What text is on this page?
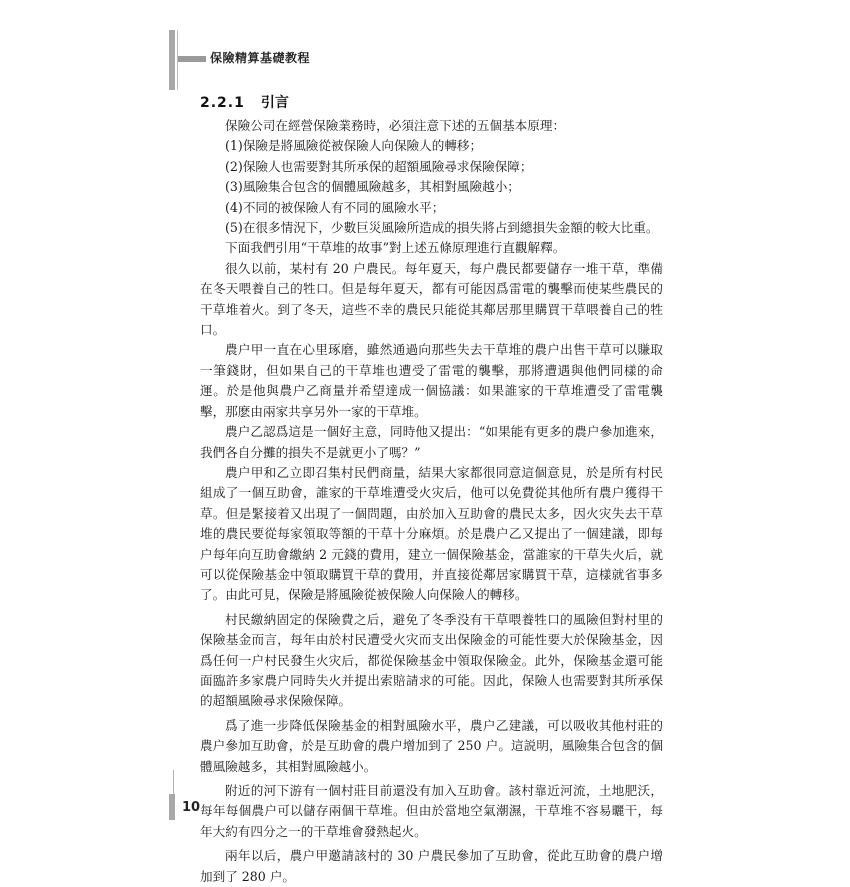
保險精算基礎教程
2.2.1 引言

保險公司在經營保險業務時，必須注意下述的五個基本原理：

(1)保險是將風險從被保險人向保險人的轉移；

(2)保險人也需要對其所承保的超額風險尋求保險保障；

(3)風險集合包含的個體風險越多，其相對風險越小；

(4)不同的被保險人有不同的風險水平；

(5)在很多情況下，少數巨災風險所造成的損失將占到總損失金額的較大比重。

下面我們引用“干草堆的故事”對上述五條原理進行直觀解釋。

很久以前，某村有 20 户農民。每年夏天，每户農民都要儲存一堆干草，準備在冬天喂養自己的牲口。但是每年夏天，都有可能因爲雷電的襲擊而使某些農民的干草堆着火。到了冬天，這些不幸的農民只能從其鄰居那里購買干草喂養自己的牲口。

農户甲一直在心里琢磨，雖然通過向那些失去干草堆的農户出售干草可以賺取一筆錢財，但如果自己的干草堆也遭受了雷電的襲擊，那將遭遇與他們同樣的命運。於是他與農户乙商量并希望達成一個協議：如果誰家的干草堆遭受了雷電襲擊，那麽由兩家共享另外一家的干草堆。

農户乙認爲這是一個好主意，同時他又提出：“如果能有更多的農户參加進來，我們各自分攤的損失不是就更小了嗎？”

農户甲和乙立即召集村民們商量，結果大家都很同意這個意見，於是所有村民組成了一個互助會，誰家的干草堆遭受火灾后，他可以免費從其他所有農户獲得干草。但是緊接着又出現了一個問題，由於加入互助會的農民太多，因火灾失去干草堆的農民要從每家領取等額的干草十分麻煩。於是農户乙又提出了一個建議，即每户每年向互助會繳納 2 元錢的費用，建立一個保險基金，當誰家的干草失火后，就可以從保險基金中領取購買干草的費用，并直接從鄰居家購買干草，這樣就省事多了。由此可見，保險是將風險從被保險人向保險人的轉移。

村民繳納固定的保險費之后，避免了冬季没有干草喂養牲口的風險但對村里的保險基金而言，每年由於村民遭受火灾而支出保險金的可能性要大於保險基金，因爲任何一户村民發生火灾后，都從保險基金中領取保險金。此外，保險基金還可能面臨許多家農户同時失火并提出索賠請求的可能。因此，保險人也需要對其所承保的超額風險尋求保險保障。

爲了進一步降低保險基金的相對風險水平，農户乙建議，可以吸收其他村莊的農户參加互助會，於是互助會的農户增加到了 250 户。這説明，風險集合包含的個體風險越多，其相對風險越小。

附近的河下游有一個村莊目前還没有加入互助會。該村靠近河流，土地肥沃，每年每個農户可以儲存兩個干草堆。但由於當地空氣潮濕，干草堆不容易曬干，每年大約有四分之一的干草堆會發熱起火。

兩年以后，農户甲邀請該村的 30 户農民參加了互助會，從此互助會的農户增加到了 280 户。

10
######
PROBLEM STATEMENT ▸ Copy the records exactly as they appear, excluding images.

COMPLETED TASK ▸
What text is on this page?
保險精算基礎教程
2.2.1 引言

保險公司在經營保險業務時，必須注意下述的五個基本原理：

(1)保險是將風險從被保險人向保險人的轉移；

(2)保險人也需要對其所承保的超額風險尋求保險保障；

(3)風險集合包含的個體風險越多，其相對風險越小；

(4)不同的被保險人有不同的風險水平；

(5)在很多情況下，少數巨災風險所造成的損失將占到總損失金額的較大比重。

下面我們引用“干草堆的故事”對上述五條原理進行直觀解釋。

很久以前，某村有 20 户農民。每年夏天，每户農民都要儲存一堆干草，準備在冬天喂養自己的牲口。但是每年夏天，都有可能因爲雷電的襲擊而使某些農民的干草堆着火。到了冬天，這些不幸的農民只能從其鄰居那里購買干草喂養自己的牲口。

農户甲一直在心里琢磨，雖然通過向那些失去干草堆的農户出售干草可以賺取一筆錢財，但如果自己的干草堆也遭受了雷電的襲擊，那將遭遇與他們同樣的命運。於是他與農户乙商量并希望達成一個協議：如果誰家的干草堆遭受了雷電襲擊，那麽由兩家共享另外一家的干草堆。

農户乙認爲這是一個好主意，同時他又提出：“如果能有更多的農户參加進來，我們各自分攤的損失不是就更小了嗎？”

農户甲和乙立即召集村民們商量，結果大家都很同意這個意見，於是所有村民組成了一個互助會，誰家的干草堆遭受火灾后，他可以免費從其他所有農户獲得干草。但是緊接着又出現了一個問題，由於加入互助會的農民太多，因火灾失去干草堆的農民要從每家領取等額的干草十分麻煩。於是農户乙又提出了一個建議，即每户每年向互助會繳納 2 元錢的費用，建立一個保險基金，當誰家的干草失火后，就可以從保險基金中領取購買干草的費用，并直接從鄰居家購買干草，這樣就省事多了。由此可見，保險是將風險從被保險人向保險人的轉移。

村民繳納固定的保險費之后，避免了冬季没有干草喂養牲口的風險但對村里的保險基金而言，每年由於村民遭受火灾而支出保險金的可能性要大於保險基金，因爲任何一户村民發生火灾后，都從保險基金中領取保險金。此外，保險基金還可能面臨許多家農户同時失火并提出索賠請求的可能。因此，保險人也需要對其所承保的超額風險尋求保險保障。

爲了進一步降低保險基金的相對風險水平，農户乙建議，可以吸收其他村莊的農户參加互助會，於是互助會的農户增加到了 250 户。這説明，風險集合包含的個體風險越多，其相對風險越小。

附近的河下游有一個村莊目前還没有加入互助會。該村靠近河流，土地肥沃，每年每個農户可以儲存兩個干草堆。但由於當地空氣潮濕，干草堆不容易曬干，每年大約有四分之一的干草堆會發熱起火。

兩年以后，農户甲邀請該村的 30 户農民參加了互助會，從此互助會的農户增加到了 280 户。

10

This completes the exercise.